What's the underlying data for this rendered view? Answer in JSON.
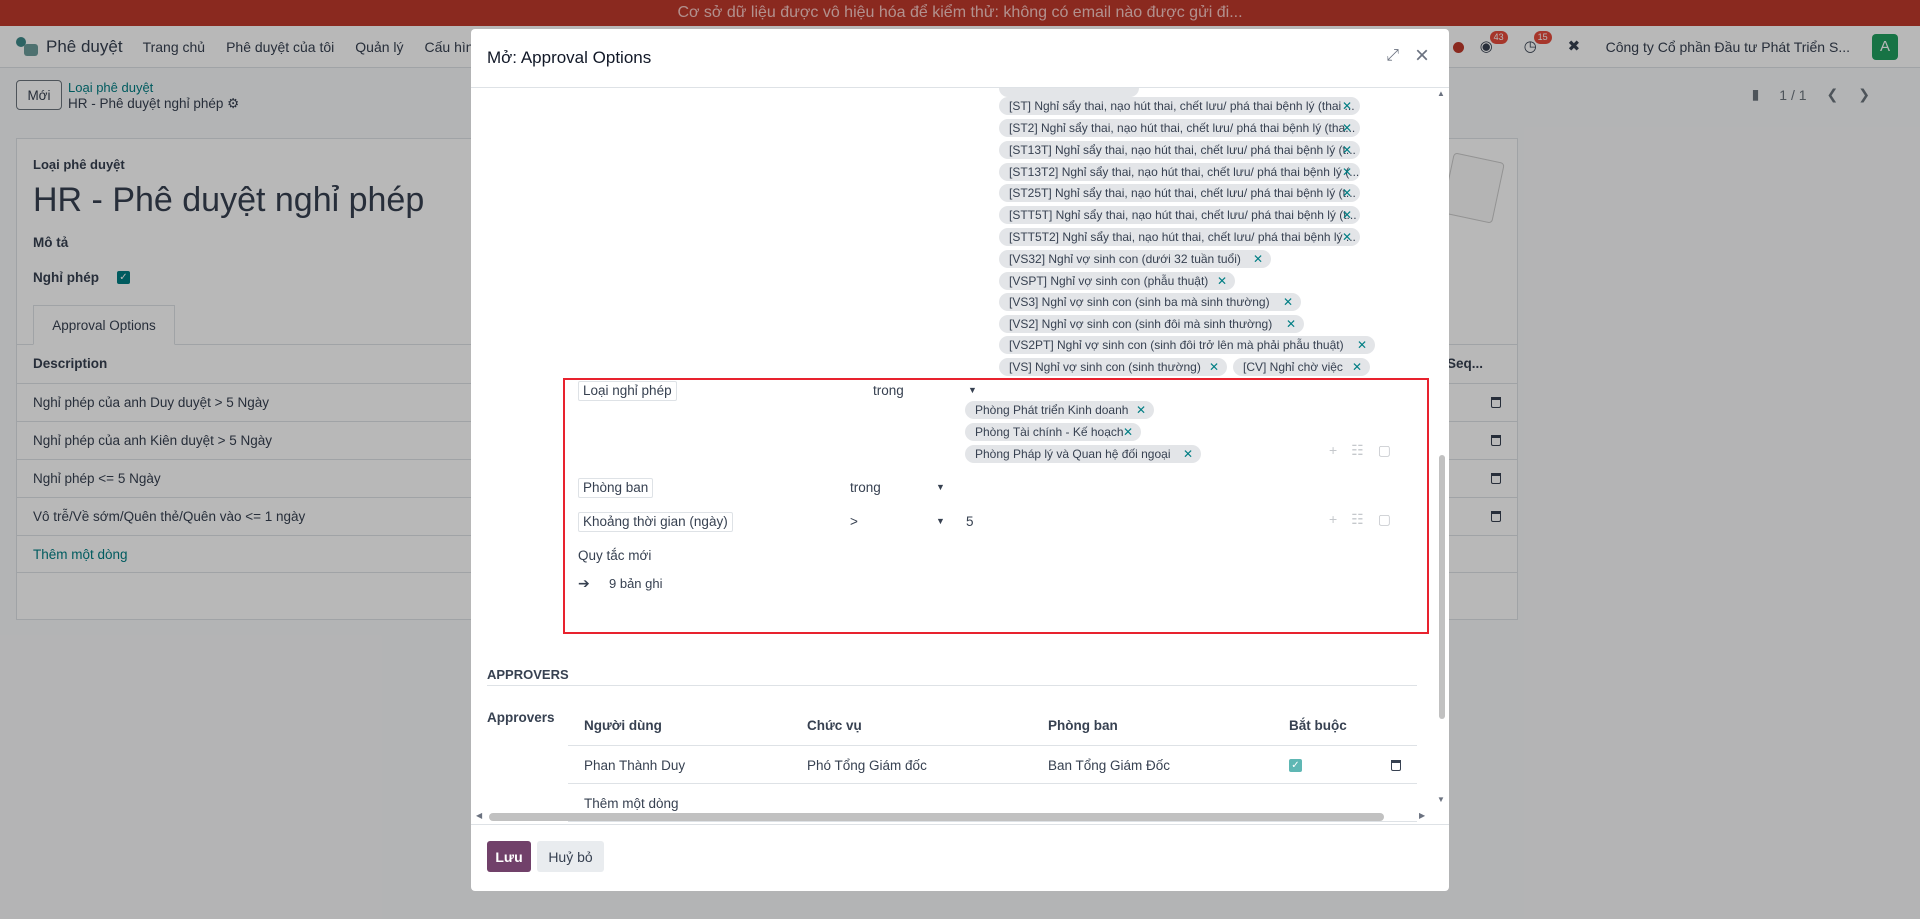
{
  "banner": "Cơ sở dữ liệu được vô hiệu hóa để kiểm thử: không có email nào được gửi đi...",
  "navbar": {
    "app_name": "Phê duyệt",
    "menu": [
      "Trang chủ",
      "Phê duyệt của tôi",
      "Quản lý",
      "Cấu hìn"
    ],
    "messages_count": "43",
    "activities_count": "15",
    "company": "Công ty Cổ phần Đầu tư Phát Triển S...",
    "avatar_letter": "A"
  },
  "control": {
    "new_button": "Mới",
    "breadcrumb_parent": "Loại phê duyệt",
    "breadcrumb_current": "HR - Phê duyệt nghỉ phép",
    "pager": "1 / 1"
  },
  "form": {
    "type_label": "Loại phê duyệt",
    "title": "HR - Phê duyệt nghỉ phép",
    "description_label": "Mô tả",
    "leave_label": "Nghỉ phép",
    "tab_label": "Approval Options",
    "table_header": "Description",
    "table_header_right": "Seq...",
    "rows": [
      "Nghỉ phép của anh Duy duyệt > 5 Ngày",
      "Nghỉ phép của anh Kiên duyệt > 5 Ngày",
      "Nghỉ phép <= 5 Ngày",
      "Vô trễ/Về sớm/Quên thẻ/Quên vào <= 1 ngày"
    ],
    "add_line": "Thêm một dòng"
  },
  "modal": {
    "title": "Mở: Approval Options",
    "leave_type_tags": [
      "[ST] Nghỉ sẩy thai, nạo hút thai, chết lưu/ phá thai bệnh lý (thai ...",
      "[ST2] Nghỉ sẩy thai, nạo hút thai, chết lưu/ phá thai bệnh lý (tha...",
      "[ST13T] Nghỉ sẩy thai, nạo hút thai, chết lưu/ phá thai bệnh lý (t...",
      "[ST13T2] Nghỉ sẩy thai, nạo hút thai, chết lưu/ phá thai bệnh lý (...",
      "[ST25T] Nghỉ sẩy thai, nạo hút thai, chết lưu/ phá thai bệnh lý (t...",
      "[STT5T] Nghỉ sẩy thai, nạo hút thai, chết lưu/ phá thai bệnh lý (t...",
      "[STT5T2] Nghỉ sẩy thai, nạo hút thai, chết lưu/ phá thai bệnh lý ...",
      "[VS32] Nghỉ vợ sinh con (dưới 32 tuần tuổi)",
      "[VSPT] Nghỉ vợ sinh con (phẫu thuật)",
      "[VS3] Nghỉ vợ sinh con (sinh ba mà sinh thường)",
      "[VS2] Nghỉ vợ sinh con (sinh đôi mà sinh thường)",
      "[VS2PT] Nghỉ vợ sinh con (sinh đôi trở lên mà phải phẫu thuật)",
      "[VS] Nghỉ vợ sinh con (sinh thường)",
      "[CV] Nghỉ chờ việc"
    ],
    "rule1_field": "Loại nghỉ phép",
    "rule1_op": "trong",
    "department_tags": [
      "Phòng Phát triển Kinh doanh",
      "Phòng Tài chính - Kế hoạch",
      "Phòng Pháp lý và Quan hệ đối ngoại"
    ],
    "rule2_field": "Phòng ban",
    "rule2_op": "trong",
    "rule3_field": "Khoảng thời gian (ngày)",
    "rule3_op": ">",
    "rule3_value": "5",
    "new_rule": "Quy tắc mới",
    "records": "9 bản ghi",
    "approvers_section": "APPROVERS",
    "approvers_label": "Approvers",
    "approvers_headers": [
      "Người dùng",
      "Chức vụ",
      "Phòng ban",
      "Bắt buộc"
    ],
    "approver": {
      "user": "Phan Thành Duy",
      "position": "Phó Tổng Giám đốc",
      "department": "Ban Tổng Giám Đốc"
    },
    "add_line": "Thêm một dòng",
    "save": "Lưu",
    "cancel": "Huỷ bỏ"
  }
}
----
DIRECTION:
Tally up the lines holding the word "title" in the data above, and answer with that figure only.

THE ANSWER:
2